Task: Copy each record exactly as it reads, leaving out any pictures it holds.
— Begin Exercise data —
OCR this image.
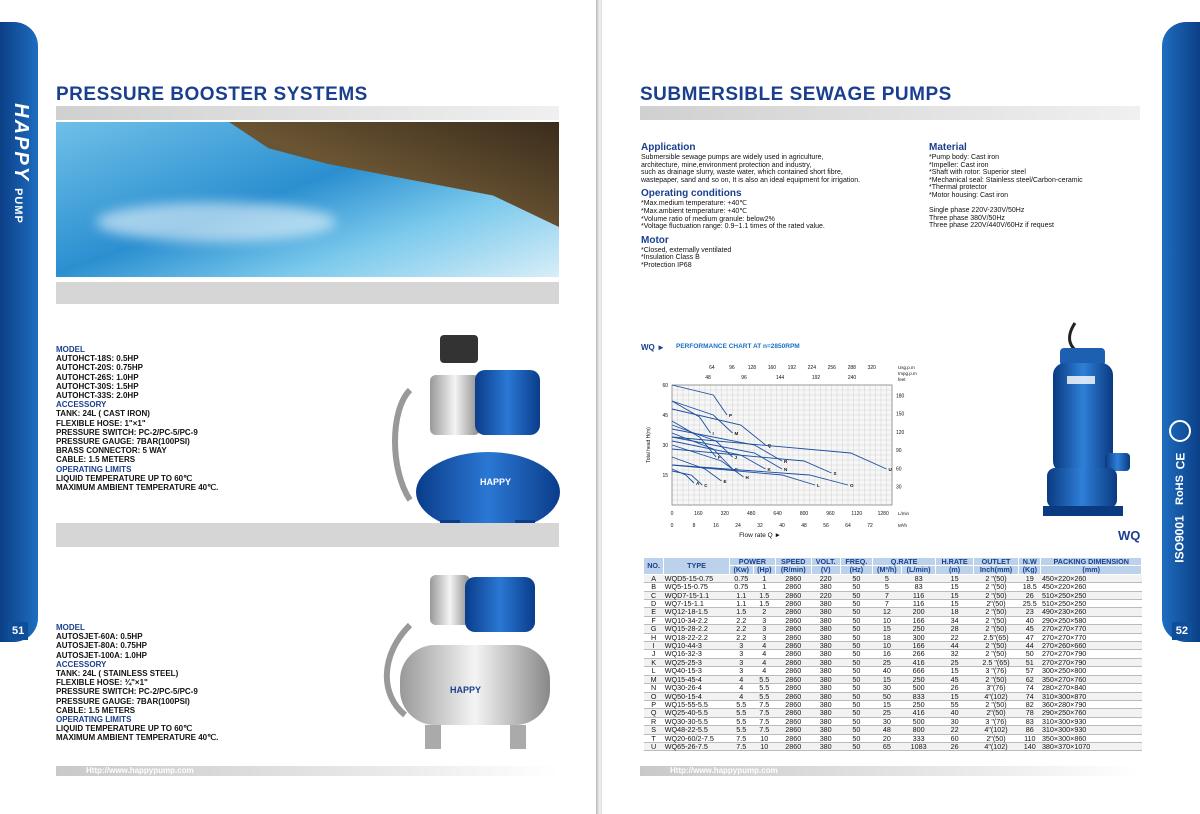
HAPPYPUMP
51
PRESSURE BOOSTER SYSTEMS
MODEL
AUTOHCT-18S: 0.5HP
AUTOHCT-20S: 0.75HP
AUTOHCT-26S: 1.0HP
AUTOHCT-30S: 1.5HP
AUTOHCT-33S: 2.0HP
ACCESSORY
TANK: 24L ( CAST IRON)
FLEXIBLE HOSE: 1"×1"
PRESSURE SWITCH: PC-2/PC-5/PC-9
PRESSURE GAUGE: 7BAR(100PSI)
BRASS CONNECTOR: 5 WAY
CABLE: 1.5 METERS
OPERATING LIMITS
LIQUID TEMPERATURE UP TO 60℃
MAXIMUM AMBIENT TEMPERATURE 40℃.
HAPPY
MODEL
AUTOSJET-60A: 0.5HP
AUTOSJET-80A: 0.75HP
AUTOSJET-100A: 1.0HP
ACCESSORY
TANK: 24L ( STAINLESS STEEL)
FLEXIBLE HOSE: ¾"×1"
PRESSURE SWITCH: PC-2/PC-5/PC-9
PRESSURE GAUGE: 7BAR(100PSI)
CABLE: 1.5 METERS
OPERATING LIMITS
LIQUID TEMPERATURE UP TO 60℃
MAXIMUM AMBIENT TEMPERATURE 40℃.
HAPPY
Http://www.happypump.com
52
SUBMERSIBLE SEWAGE PUMPS
Application
Submersible sewage pumps are widely used in agriculture,
architecture, mine,environment protection and industry,
such as drainage slurry, waste water, which contained short fibre,
wastepaper, sand and so on, It is also an ideal equipment for irrigation.
Operating conditions
*Max.medium temperature: +40℃
*Max.ambient temperature: +40℃
*Volume ratio of medium granule: below2%
*Voltage fluctuation range: 0.9~1.1 times of the rated value.
Motor
*Closed, externally ventilated
*Insulation Class B
*Protection IP68
Material
*Pump body: Cast iron
*Impeller: Cast iron
*Shaft with rotor: Superior steel
*Mechanical seal: Stainless steel/Carbon-ceramic
*Thermal protector
*Motor housing: Cast iron

Single phase 220V-230V/50Hz
Three phase 380V/50Hz
Three phase 220V/440V/60Hz if request
WQ ► PERFORMANCE CHART AT n=2850RPM
15
30
45
60
30
60
90
120
150
180
0	8	16	24	32	40	48	56	64	72
0	160	320	480	640	800	960	1120	1280
64	96	128 160 192 224 256 288 320
48	96	144	192	240
Usg.p.m
Impg.p.m
feet
L/min
M³/h
Flow rate Q ►
Total head H(m)
A C
E
F
G
H
I
J
K
L
M
N
O
P
Q
R
S
U
WQ
CE
RoHS
ISO9001
NO.	TYPE	POWER		SPEED	VOLT.	FREQ.	Q.RATE		H.RATE	OUTLET	N.W	PACKING DIMENSION
		(Kw)	(Hp)	(R/min)	(V)	(Hz)	(M³/h)	(L/min)	(m)	Inch(mm)	(Kg)	(mm)
A	WQD5-15-0.75	0.75	1	2860	220	50	5	83	15	2 "(50)	19	450×220×260
B	WQ5-15-0.75	0.75	1	2860	380	50	5	83	15	2 "(50)	18.5	450×220×260
C	WQD7-15-1.1	1.1	1.5	2860	220	50	7	116	15	2 "(50)	26	510×250×250
D	WQ7-15-1.1	1.1	1.5	2860	380	50	7	116	15	2"(50)	25.5	510×250×250
E	WQ12-18-1.5	1.5	2	2860	380	50	12	200	18	2 "(50)	23	490×230×260
F	WQ10-34-2.2	2.2	3	2860	380	50	10	166	34	2 "(50)	40	290×250×580
G	WQ15-28-2.2	2.2	3	2860	380	50	15	250	28	2 "(50)	45	270×270×770
H	WQ18-22-2.2	2.2	3	2860	380	50	18	300	22	2.5"(65)	47	270×270×770
I	WQ10-44-3	3	4	2860	380	50	10	166	44	2 "(50)	44	270×260×660
J	WQ16-32-3	3	4	2860	380	50	16	266	32	2 "(50)	50	270×270×790
K	WQ25-25-3	3	4	2860	380	50	25	416	25	2.5 "(65)	51	270×270×790
L	WQ40-15-3	3	4	2860	380	50	40	666	15	3 "(76)	57	300×250×800
M	WQ15-45-4	4	5.5	2860	380	50	15	250	45	2 "(50)	62	350×270×760
N	WQ30-26-4	4	5.5	2860	380	50	30	500	26	3"(76)	74	280×270×840
O	WQ50-15-4	4	5.5	2860	380	50	50	833	15	4"(102)	74	310×300×870
P	WQ15-55-5.5	5.5	7.5	2860	380	50	15	250	55	2 "(50)	82	360×280×790
Q	WQ25-40-5.5	5.5	7.5	2860	380	50	25	416	40	2"(50)	78	290×250×760
R	WQ30-30-5.5	5.5	7.5	2860	380	50	30	500	30	3 "(76)	83	310×300×930
S	WQ48-22-5.5	5.5	7.5	2860	380	50	48	800	22	4"(102)	86	310×300×930
T	WQ20-60/2-7.5	7.5	10	2860	380	50	20	333	60	2"(50)	110	350×300×860
U	WQ65-26-7.5	7.5	10	2860	380	50	65	1083	26	4"(102)	140	380×370×1070
Http://www.happypump.com
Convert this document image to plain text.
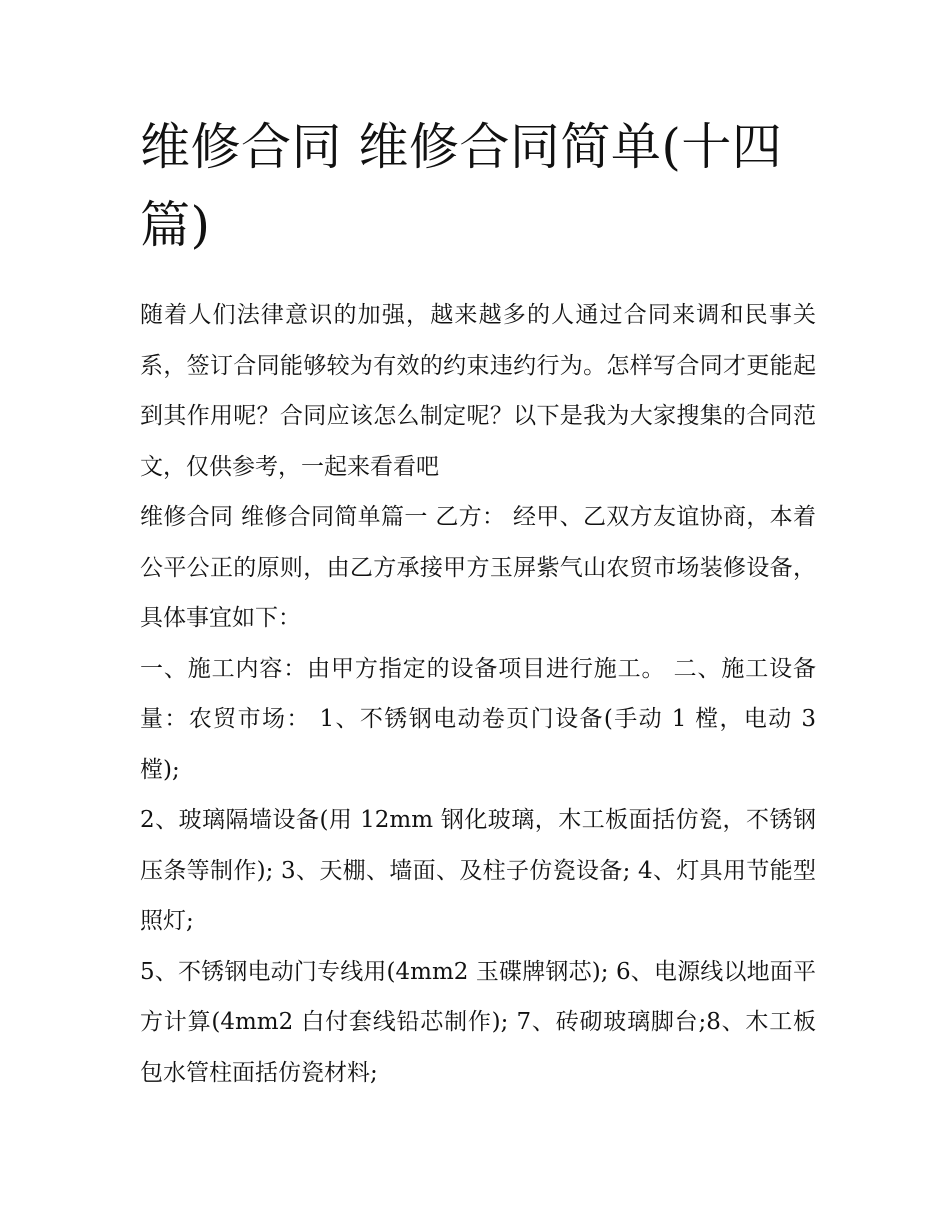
维修合同 维修合同简单(十四篇)

随着人们法律意识的加强，越来越多的人通过合同来调和民事关系，签订合同能够较为有效的约束违约行为。怎样写合同才更能起到其作用呢？合同应该怎么制定呢？以下是我为大家搜集的合同范文，仅供参考，一起来看看吧

维修合同 维修合同简单篇一 乙方： 经甲、乙双方友谊协商，本着公平公正的原则，由乙方承接甲方玉屏紫气山农贸市场装修设备，具体事宜如下：

一、施工内容：由甲方指定的设备项目进行施工。 二、施工设备量：农贸市场： 1、不锈钢电动卷页门设备(手动 1 樘，电动 3 樘);

2、玻璃隔墙设备(用 12mm 钢化玻璃，木工板面括仿瓷，不锈钢压条等制作); 3、天棚、墙面、及柱子仿瓷设备; 4、灯具用节能型照灯;

5、不锈钢电动门专线用(4mm2 玉碟牌钢芯); 6、电源线以地面平方计算(4mm2 白付套线铅芯制作); 7、砖砌玻璃脚台;8、木工板包水管柱面括仿瓷材料;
— End Exercise data —
Solution:
OCR this image.
HAPPYPUMP
51
PRESSURE BOOSTER SYSTEMS
MODEL
AUTOHCT-18S: 0.5HP
AUTOHCT-20S: 0.75HP
AUTOHCT-26S: 1.0HP
AUTOHCT-30S: 1.5HP
AUTOHCT-33S: 2.0HP
ACCESSORY
TANK: 24L ( CAST IRON)
FLEXIBLE HOSE: 1"×1"
PRESSURE SWITCH: PC-2/PC-5/PC-9
PRESSURE GAUGE: 7BAR(100PSI)
BRASS CONNECTOR: 5 WAY
CABLE: 1.5 METERS
OPERATING LIMITS
LIQUID TEMPERATURE UP TO 60℃
MAXIMUM AMBIENT TEMPERATURE 40℃.
HAPPY
MODEL
AUTOSJET-60A: 0.5HP
AUTOSJET-80A: 0.75HP
AUTOSJET-100A: 1.0HP
ACCESSORY
TANK: 24L ( STAINLESS STEEL)
FLEXIBLE HOSE: ¾"×1"
PRESSURE SWITCH: PC-2/PC-5/PC-9
PRESSURE GAUGE: 7BAR(100PSI)
CABLE: 1.5 METERS
OPERATING LIMITS
LIQUID TEMPERATURE UP TO 60℃
MAXIMUM AMBIENT TEMPERATURE 40℃.
HAPPY
Http://www.happypump.com
52
SUBMERSIBLE SEWAGE PUMPS
Application
Submersible sewage pumps are widely used in agriculture,
architecture, mine,environment protection and industry,
such as drainage slurry, waste water, which contained short fibre,
wastepaper, sand and so on, It is also an ideal equipment for irrigation.
Operating conditions
*Max.medium temperature: +40℃
*Max.ambient temperature: +40℃
*Volume ratio of medium granule: below2%
*Voltage fluctuation range: 0.9~1.1 times of the rated value.
Motor
*Closed, externally ventilated
*Insulation Class B
*Protection IP68
Material
*Pump body: Cast iron
*Impeller: Cast iron
*Shaft with rotor: Superior steel
*Mechanical seal: Stainless steel/Carbon-ceramic
*Thermal protector
*Motor housing: Cast iron

Single phase 220V-230V/50Hz
Three phase 380V/50Hz
Three phase 220V/440V/60Hz if request
WQ ► PERFORMANCE CHART AT n=2850RPM
15
30
45
60
30
60
90
120
150
180
0	8	16	24	32	40	48	56	64	72
0	160	320	480	640	800	960	1120	1280
64	96	128 160 192 224 256 288 320
48	96	144	192	240
Usg.p.m
Impg.p.m
feet
L/min
M³/h
Flow rate Q ►
Total head H(m)
A C
E
F
G
H
I
J
K
L
M
N
O
P
Q
R
S
U
WQ
CE
RoHS
ISO9001
NO.	TYPE	POWER		SPEED	VOLT.	FREQ.	Q.RATE		H.RATE	OUTLET	N.W	PACKING DIMENSION
		(Kw)	(Hp)	(R/min)	(V)	(Hz)	(M³/h)	(L/min)	(m)	Inch(mm)	(Kg)	(mm)
A	WQD5-15-0.75	0.75	1	2860	220	50	5	83	15	2 "(50)	19	450×220×260
B	WQ5-15-0.75	0.75	1	2860	380	50	5	83	15	2 "(50)	18.5	450×220×260
C	WQD7-15-1.1	1.1	1.5	2860	220	50	7	116	15	2 "(50)	26	510×250×250
D	WQ7-15-1.1	1.1	1.5	2860	380	50	7	116	15	2"(50)	25.5	510×250×250
E	WQ12-18-1.5	1.5	2	2860	380	50	12	200	18	2 "(50)	23	490×230×260
F	WQ10-34-2.2	2.2	3	2860	380	50	10	166	34	2 "(50)	40	290×250×580
G	WQ15-28-2.2	2.2	3	2860	380	50	15	250	28	2 "(50)	45	270×270×770
H	WQ18-22-2.2	2.2	3	2860	380	50	18	300	22	2.5"(65)	47	270×270×770
I	WQ10-44-3	3	4	2860	380	50	10	166	44	2 "(50)	44	270×260×660
J	WQ16-32-3	3	4	2860	380	50	16	266	32	2 "(50)	50	270×270×790
K	WQ25-25-3	3	4	2860	380	50	25	416	25	2.5 "(65)	51	270×270×790
L	WQ40-15-3	3	4	2860	380	50	40	666	15	3 "(76)	57	300×250×800
M	WQ15-45-4	4	5.5	2860	380	50	15	250	45	2 "(50)	62	350×270×760
N	WQ30-26-4	4	5.5	2860	380	50	30	500	26	3"(76)	74	280×270×840
O	WQ50-15-4	4	5.5	2860	380	50	50	833	15	4"(102)	74	310×300×870
P	WQ15-55-5.5	5.5	7.5	2860	380	50	15	250	55	2 "(50)	82	360×280×790
Q	WQ25-40-5.5	5.5	7.5	2860	380	50	25	416	40	2"(50)	78	290×250×760
R	WQ30-30-5.5	5.5	7.5	2860	380	50	30	500	30	3 "(76)	83	310×300×930
S	WQ48-22-5.5	5.5	7.5	2860	380	50	48	800	22	4"(102)	86	310×300×930
T	WQ20-60/2-7.5	7.5	10	2860	380	50	20	333	60	2"(50)	110	350×300×860
U	WQ65-26-7.5	7.5	10	2860	380	50	65	1083	26	4"(102)	140	380×370×1070
Http://www.happypump.com
Convert this document image to plain text.
维修合同 维修合同简单(十四篇)

随着人们法律意识的加强，越来越多的人通过合同来调和民事关系，签订合同能够较为有效的约束违约行为。怎样写合同才更能起到其作用呢？合同应该怎么制定呢？以下是我为大家搜集的合同范文，仅供参考，一起来看看吧

维修合同 维修合同简单篇一 乙方： 经甲、乙双方友谊协商，本着公平公正的原则，由乙方承接甲方玉屏紫气山农贸市场装修设备，具体事宜如下：

一、施工内容：由甲方指定的设备项目进行施工。 二、施工设备量：农贸市场： 1、不锈钢电动卷页门设备(手动 1 樘，电动 3 樘);

2、玻璃隔墙设备(用 12mm 钢化玻璃，木工板面括仿瓷，不锈钢压条等制作); 3、天棚、墙面、及柱子仿瓷设备; 4、灯具用节能型照灯;

5、不锈钢电动门专线用(4mm2 玉碟牌钢芯); 6、电源线以地面平方计算(4mm2 白付套线铅芯制作); 7、砖砌玻璃脚台;8、木工板包水管柱面括仿瓷材料;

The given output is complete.